TAREAS POR REALIZAR
1. Reescribe como lista el párrafo del fragmento sobre Atria que empieza con «Para evitar confusiones» y conserva sus ideas principales.
2. Prosigue el fragmento sobre Atria a partir de su última oración.

FRAGMENTO DE PÁGINA
---------------

Ahora bien, el acompañamiento a Atria, según entiendo, también encuentra un límite importante, vinculado con la siguiente cuestión. Y es que la preferencia y confianza que uno muestra en torno al debate público político, en materias sustantivas (o en “cuestiones de moral pública”, como diría Nino), no niega la necesidad de cuidar de modo muy especial las bases procedimentales de ese debate político. Ocurre que muchos de nosotros —pienso, en particular, en aquellos que nos acercamos a este debate desde un profundo compromiso con una concepción deliberativa o conversacional de la democracia— estamos absolutamente preparados para deferir nuestro juicio al debate público, en materia de cuestiones de interés público, pero no así a ser deferentes frente a cualquier expresión que alegue tener, simplemente, algún componente mayoritario. En este sentido es que nos interesa asegurar un cuidado particular a las bases procedimentales del debate colectivo.
Para evitar confusiones, permítaseme delimitar el alcance de lo que digo, y dejar en claro dónde es que —en mi opinión— el enfoque de Atria se muestra limitado o equivocado. Por un lado, quienes distinguimos entre cuestiones sustantivas y procedimentales no necesitamos negar los límites difusos que pueden existir entre una y otra área —como tampoco negamos la existencia de zonas claras—. Por otro lado, tampoco necesitamos negar que está sujeta a interpretación la definición acerca de cuáles son los casos que caen en un campo o en otro, ni tenemos por qué ocultar las dificultades que existen para determinar quién debe estar a cargo de tal tipo de interpretaciones. Asimismo, no necesitamos tomar esta distinción (entre procedimiento y sustancia) como un modo de volver a confundir (en el lenguaje de Atria), función y estructura. En particular, no resulta obvio que sea el Poder Judicial el que, naturalmente, deba hacerse cargo del control de las cuestiones procedimentales, como tampoco parece obvio que la propia ciudadanía o los órganos políticos no deban tener un papel protagónico en la delimitación de aquello a lo que queremos considerar condiciones procedimentales. No se trata, aquí, de volver a construir (retomando otra vez el lenguaje de Atria) un “dualismo” del viejo tipo.

---------------

Datos de disposición espacial
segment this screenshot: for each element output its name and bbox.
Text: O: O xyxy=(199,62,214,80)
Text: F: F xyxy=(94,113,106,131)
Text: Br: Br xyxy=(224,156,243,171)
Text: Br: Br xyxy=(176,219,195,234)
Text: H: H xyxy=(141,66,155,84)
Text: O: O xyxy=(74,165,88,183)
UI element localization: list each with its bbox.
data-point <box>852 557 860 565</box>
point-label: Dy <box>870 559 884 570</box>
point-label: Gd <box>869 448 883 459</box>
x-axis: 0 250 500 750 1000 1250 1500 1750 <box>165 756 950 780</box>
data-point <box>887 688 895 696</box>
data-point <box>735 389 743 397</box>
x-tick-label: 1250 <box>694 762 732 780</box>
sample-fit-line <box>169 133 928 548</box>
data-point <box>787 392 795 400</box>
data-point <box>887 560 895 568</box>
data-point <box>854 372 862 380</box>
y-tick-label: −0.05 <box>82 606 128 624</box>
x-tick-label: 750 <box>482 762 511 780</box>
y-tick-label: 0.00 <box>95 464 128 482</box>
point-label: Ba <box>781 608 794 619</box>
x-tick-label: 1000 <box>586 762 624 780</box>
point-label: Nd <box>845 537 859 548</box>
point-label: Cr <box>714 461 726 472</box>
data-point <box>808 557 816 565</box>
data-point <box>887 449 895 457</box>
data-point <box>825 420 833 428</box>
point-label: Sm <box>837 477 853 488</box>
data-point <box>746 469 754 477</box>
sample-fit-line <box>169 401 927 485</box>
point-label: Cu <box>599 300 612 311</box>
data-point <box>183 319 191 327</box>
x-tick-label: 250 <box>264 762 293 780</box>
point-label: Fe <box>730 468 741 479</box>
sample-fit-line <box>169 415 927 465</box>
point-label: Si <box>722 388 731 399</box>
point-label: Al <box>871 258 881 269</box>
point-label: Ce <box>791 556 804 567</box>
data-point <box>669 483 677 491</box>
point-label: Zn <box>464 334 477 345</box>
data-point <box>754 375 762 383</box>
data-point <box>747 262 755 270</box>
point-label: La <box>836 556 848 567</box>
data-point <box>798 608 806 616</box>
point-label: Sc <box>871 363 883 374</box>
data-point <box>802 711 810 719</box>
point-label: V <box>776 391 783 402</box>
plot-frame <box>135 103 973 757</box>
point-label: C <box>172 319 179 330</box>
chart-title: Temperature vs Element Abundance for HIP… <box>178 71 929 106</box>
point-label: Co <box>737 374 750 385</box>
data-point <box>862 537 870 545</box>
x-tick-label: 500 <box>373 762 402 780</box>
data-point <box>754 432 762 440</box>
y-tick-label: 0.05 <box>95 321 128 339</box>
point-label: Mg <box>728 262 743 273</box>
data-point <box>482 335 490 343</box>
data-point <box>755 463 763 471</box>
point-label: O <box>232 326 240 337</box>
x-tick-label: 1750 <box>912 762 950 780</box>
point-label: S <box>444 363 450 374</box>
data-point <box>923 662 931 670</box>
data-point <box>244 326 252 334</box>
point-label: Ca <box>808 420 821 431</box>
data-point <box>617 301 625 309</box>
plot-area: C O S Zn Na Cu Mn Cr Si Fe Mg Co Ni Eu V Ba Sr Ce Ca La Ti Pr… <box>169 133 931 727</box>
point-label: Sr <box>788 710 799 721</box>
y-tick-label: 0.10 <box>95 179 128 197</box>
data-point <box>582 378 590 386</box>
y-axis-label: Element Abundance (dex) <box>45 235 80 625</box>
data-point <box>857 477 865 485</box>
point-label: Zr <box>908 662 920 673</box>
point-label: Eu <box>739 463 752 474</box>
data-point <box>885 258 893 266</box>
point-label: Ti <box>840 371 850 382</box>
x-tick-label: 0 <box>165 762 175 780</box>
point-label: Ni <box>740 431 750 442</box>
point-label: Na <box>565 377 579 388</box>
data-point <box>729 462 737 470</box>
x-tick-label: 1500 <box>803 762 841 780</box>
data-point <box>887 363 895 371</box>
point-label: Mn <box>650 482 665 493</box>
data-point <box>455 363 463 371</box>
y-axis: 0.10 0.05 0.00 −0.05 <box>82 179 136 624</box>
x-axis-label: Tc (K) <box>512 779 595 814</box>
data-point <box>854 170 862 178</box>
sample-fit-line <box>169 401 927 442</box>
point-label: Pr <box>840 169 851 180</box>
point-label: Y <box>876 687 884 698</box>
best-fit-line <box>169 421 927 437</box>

---------------

RESPUESTAS A TAREAS
1.
- Se delimita el alcance de lo dicho y se señala dónde el enfoque de Atria resulta limitado o equivocado.
- Quienes distinguen entre cuestiones sustantivas y procedimentales no necesitan negar que los límites entre ambas áreas pueden ser difusos. Tampoco niegan que existan zonas claras.
- Tampoco necesitan negar que está sujeto a interpretación qué casos caen en cada campo. No tienen por qué ocultar la dificultad de determinar quién debe encargarse de esa interpretación.
- La distinción entre procedimiento y sustancia no tiene por qué volver a confundir función y estructura, en el lenguaje de Atria.
- No es obvio que el Poder Judicial deba controlar naturalmente las cuestiones procedimentales. Tampoco parece obvio que la ciudadanía o los órganos políticos no deban tener un papel protagónico en definir las condiciones procedimentales.
- No se trata de reconstruir un «dualismo» del viejo tipo.

2.
Ahora bien, por alguna razón —tal vez porque la cuestión torna razonables reclamos que él de plano rechaza— Atria hace un esfuerzo significativo por desplazar y dejar de lado la reflexión sobre el tratamiento que merecen las cuestiones procedimentales. Dos datos resultan notables, en este respecto. El primero —el que menos subrayaría— es la desatención hacia el tema desarrollado por uno de los teóricos que más ha transformado el estudio del constitucionalismo en los últimos 40 años: John Ely, en su trabajo Democracy and Distrust6. A pesar de la importancia fundamental del libro de Ely y las discusiones que ha generado, y a pesar también de la exhaustividad LFD en la revisión de las discusiones contemporáneas en el área, Atria se refiere a Ely solo marginalmente, en tres alusiones breves o de pie de página. El segundo dato que llama la atención en torno al modo en que Atria desplaza toda reflexión sobre los temas procedimentales es su curiosa e injustificada insistencia en examinar a la constitución, meramente —incomprensiblemente— como una declaración de derechos. Por caso, al investigar la “lectura moral” de la constitución, Atria subraya, entre paréntesis que “en lo que nos interesa aquí (la constitución se reduce a) las disposiciones sobre derechos fundamentales” (LFD, p. 319). Así también, al hablar de la Corte como “foro de principios”, él deja anotado, entre paréntesis, que habla de la constitución como reducida a “su parte dogmática” (LFD, p. 303). ¿Por qué es que deberíamos entender a la Constitución reducida de esa manera, cuando bien podría entendérsela, si se quiere, reducida del modo contrario (esto es, solo como un “esquema de procedimientos”)?
De hecho, contra Atria, uno puede sostener, con cierta razón, que la constitución debe ser entendida, ante todo o exclusivamente (como lo propone Ely) como un “manual de procedimientos”. La Constitución, podría decirse, viene a fijar las reglas del juego para que nosotros decidamos, políticamente, colectivamente, de qué modo queremos resolver o darle contenido a nuestros “desacuerdos” fundamentales (por ejemplo, en cuanto al contenido, alcance y significado de los “derechos”).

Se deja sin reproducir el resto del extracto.